#### [Instruction]
Within the data that follows, how many lines carry the string "this"? Give the number alone.

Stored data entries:
────────────────────
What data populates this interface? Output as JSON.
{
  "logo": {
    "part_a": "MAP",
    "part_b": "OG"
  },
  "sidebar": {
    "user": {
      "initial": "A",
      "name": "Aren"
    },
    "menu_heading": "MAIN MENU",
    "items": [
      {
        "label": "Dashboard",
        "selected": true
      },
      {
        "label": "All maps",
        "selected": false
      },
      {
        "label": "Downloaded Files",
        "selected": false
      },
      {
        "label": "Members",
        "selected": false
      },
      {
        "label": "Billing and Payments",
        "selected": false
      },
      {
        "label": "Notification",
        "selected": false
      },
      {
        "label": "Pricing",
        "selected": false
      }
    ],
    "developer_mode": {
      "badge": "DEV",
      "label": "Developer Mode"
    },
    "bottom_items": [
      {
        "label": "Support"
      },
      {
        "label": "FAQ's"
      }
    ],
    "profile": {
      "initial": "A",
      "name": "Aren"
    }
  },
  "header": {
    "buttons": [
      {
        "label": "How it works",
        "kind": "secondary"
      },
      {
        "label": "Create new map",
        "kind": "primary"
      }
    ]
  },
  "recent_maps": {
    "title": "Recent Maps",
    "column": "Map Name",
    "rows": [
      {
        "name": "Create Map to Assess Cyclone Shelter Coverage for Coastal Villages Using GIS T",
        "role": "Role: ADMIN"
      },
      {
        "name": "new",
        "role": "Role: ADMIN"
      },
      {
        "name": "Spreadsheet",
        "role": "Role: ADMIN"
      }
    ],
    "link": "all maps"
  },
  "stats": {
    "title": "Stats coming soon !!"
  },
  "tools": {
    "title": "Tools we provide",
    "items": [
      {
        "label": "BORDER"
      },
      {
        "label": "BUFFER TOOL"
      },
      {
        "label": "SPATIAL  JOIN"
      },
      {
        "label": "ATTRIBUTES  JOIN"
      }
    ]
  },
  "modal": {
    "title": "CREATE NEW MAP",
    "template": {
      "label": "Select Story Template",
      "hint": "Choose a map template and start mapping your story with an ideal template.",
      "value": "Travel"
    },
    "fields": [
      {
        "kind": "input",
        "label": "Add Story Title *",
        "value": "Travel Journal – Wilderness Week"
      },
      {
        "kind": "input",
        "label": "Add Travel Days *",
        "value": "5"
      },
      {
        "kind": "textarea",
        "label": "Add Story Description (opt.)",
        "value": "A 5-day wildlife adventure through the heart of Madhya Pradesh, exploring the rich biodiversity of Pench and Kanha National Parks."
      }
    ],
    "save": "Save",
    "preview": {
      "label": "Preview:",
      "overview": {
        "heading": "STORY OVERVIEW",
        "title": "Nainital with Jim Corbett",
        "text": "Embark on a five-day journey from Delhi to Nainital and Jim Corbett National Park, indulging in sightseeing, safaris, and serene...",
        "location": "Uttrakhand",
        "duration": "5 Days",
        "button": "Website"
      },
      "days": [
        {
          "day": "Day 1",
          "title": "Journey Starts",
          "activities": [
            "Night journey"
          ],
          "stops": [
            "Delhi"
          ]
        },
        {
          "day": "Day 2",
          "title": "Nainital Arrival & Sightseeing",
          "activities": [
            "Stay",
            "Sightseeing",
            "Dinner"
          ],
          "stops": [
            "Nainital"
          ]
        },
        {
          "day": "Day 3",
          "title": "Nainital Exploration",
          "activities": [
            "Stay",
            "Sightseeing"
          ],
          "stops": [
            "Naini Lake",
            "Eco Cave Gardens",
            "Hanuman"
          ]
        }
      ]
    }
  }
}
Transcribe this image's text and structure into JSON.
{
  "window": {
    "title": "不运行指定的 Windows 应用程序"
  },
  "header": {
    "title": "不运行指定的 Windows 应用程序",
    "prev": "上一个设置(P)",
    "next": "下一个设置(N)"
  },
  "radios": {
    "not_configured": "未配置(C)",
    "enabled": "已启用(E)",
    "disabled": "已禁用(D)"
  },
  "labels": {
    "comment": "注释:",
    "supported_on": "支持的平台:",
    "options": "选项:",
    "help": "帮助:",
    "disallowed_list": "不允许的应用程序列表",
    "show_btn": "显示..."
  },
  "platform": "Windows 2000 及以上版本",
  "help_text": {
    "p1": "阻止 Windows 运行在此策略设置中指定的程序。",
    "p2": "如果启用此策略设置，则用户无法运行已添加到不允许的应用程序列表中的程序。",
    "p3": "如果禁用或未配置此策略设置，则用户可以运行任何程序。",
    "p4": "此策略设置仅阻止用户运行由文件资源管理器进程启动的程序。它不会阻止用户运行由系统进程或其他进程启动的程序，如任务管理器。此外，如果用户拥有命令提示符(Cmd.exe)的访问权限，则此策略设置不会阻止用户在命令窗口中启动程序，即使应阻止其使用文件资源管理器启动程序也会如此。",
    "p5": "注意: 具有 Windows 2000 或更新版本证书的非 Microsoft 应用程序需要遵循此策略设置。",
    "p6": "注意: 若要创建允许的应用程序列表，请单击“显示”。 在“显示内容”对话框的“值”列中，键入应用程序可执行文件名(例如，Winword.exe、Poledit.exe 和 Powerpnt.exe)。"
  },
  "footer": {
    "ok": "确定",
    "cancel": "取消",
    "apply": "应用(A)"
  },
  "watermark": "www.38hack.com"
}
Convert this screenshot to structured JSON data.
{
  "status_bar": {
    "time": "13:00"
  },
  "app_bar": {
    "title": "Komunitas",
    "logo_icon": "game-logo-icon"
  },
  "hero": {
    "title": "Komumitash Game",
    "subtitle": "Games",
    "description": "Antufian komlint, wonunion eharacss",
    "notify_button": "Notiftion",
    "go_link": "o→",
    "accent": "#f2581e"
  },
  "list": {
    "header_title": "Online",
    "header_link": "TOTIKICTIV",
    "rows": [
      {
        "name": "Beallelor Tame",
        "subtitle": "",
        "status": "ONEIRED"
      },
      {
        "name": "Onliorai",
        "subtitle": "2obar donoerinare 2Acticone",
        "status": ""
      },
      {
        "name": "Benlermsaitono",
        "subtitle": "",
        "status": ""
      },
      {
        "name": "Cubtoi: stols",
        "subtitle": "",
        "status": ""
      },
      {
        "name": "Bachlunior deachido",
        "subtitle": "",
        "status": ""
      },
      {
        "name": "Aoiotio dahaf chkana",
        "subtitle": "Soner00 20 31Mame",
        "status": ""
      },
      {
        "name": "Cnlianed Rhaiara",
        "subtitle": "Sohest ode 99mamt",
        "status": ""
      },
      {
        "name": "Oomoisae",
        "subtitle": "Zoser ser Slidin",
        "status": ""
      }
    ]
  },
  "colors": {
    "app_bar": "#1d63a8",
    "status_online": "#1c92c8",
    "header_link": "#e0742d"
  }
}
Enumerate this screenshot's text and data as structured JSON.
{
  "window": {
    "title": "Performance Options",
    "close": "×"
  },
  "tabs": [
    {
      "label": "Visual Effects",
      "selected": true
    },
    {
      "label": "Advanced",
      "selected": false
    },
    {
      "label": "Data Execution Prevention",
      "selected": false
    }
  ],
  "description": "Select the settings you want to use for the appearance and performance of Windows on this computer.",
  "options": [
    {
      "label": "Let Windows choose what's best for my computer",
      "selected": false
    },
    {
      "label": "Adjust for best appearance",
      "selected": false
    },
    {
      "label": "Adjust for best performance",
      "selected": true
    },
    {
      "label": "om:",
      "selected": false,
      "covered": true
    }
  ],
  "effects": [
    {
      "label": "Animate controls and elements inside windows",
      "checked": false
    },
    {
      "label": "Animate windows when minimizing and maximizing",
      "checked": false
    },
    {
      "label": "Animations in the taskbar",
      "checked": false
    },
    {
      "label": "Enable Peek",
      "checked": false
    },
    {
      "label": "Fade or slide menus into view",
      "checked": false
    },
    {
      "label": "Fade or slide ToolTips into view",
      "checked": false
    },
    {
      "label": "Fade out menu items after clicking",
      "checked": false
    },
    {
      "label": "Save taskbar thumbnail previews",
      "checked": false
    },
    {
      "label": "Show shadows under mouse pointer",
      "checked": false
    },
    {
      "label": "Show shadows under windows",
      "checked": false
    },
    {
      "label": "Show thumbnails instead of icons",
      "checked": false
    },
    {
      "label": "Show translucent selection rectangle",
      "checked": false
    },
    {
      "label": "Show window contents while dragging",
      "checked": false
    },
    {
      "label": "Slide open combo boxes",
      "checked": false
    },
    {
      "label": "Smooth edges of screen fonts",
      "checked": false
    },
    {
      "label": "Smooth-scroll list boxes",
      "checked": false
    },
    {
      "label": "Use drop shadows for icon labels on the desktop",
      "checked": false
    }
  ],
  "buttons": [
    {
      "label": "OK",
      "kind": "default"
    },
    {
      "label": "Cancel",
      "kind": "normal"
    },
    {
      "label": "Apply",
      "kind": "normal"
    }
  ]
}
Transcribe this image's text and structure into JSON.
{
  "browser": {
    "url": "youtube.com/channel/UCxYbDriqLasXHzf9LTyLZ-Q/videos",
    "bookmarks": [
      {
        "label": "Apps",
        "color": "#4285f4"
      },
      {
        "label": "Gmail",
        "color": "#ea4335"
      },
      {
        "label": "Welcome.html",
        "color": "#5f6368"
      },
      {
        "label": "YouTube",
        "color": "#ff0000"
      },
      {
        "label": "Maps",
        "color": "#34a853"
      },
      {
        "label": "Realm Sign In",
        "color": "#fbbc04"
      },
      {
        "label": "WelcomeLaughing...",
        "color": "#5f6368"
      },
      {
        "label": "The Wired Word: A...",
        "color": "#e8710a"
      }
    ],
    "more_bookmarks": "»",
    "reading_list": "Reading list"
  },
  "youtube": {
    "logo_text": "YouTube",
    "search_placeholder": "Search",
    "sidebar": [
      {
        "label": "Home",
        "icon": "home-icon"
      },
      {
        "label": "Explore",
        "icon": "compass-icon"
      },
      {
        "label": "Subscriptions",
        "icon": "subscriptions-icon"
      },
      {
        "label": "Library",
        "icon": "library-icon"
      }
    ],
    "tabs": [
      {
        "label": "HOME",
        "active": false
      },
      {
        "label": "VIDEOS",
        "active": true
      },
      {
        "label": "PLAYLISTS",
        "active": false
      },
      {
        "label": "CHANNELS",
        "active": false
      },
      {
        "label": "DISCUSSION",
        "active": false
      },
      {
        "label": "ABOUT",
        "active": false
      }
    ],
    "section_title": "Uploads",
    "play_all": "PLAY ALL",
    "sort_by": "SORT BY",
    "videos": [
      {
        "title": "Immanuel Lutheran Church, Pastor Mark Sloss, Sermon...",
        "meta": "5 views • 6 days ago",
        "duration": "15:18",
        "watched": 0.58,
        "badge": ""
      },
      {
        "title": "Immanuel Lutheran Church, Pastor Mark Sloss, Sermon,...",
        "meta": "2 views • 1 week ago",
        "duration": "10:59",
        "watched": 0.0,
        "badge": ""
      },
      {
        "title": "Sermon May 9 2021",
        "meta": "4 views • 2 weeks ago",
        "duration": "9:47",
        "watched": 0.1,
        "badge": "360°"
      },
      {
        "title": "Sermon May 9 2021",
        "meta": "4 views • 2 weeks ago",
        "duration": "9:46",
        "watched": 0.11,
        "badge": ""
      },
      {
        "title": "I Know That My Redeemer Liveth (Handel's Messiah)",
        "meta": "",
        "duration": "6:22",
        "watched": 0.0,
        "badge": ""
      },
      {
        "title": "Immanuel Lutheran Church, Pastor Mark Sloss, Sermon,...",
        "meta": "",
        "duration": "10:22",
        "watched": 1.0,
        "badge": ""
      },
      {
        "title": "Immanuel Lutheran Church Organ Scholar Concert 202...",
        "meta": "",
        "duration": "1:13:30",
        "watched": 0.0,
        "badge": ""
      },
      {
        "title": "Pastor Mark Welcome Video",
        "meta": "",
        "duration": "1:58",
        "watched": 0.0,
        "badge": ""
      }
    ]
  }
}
────────────────────
#### [Solved problem]
6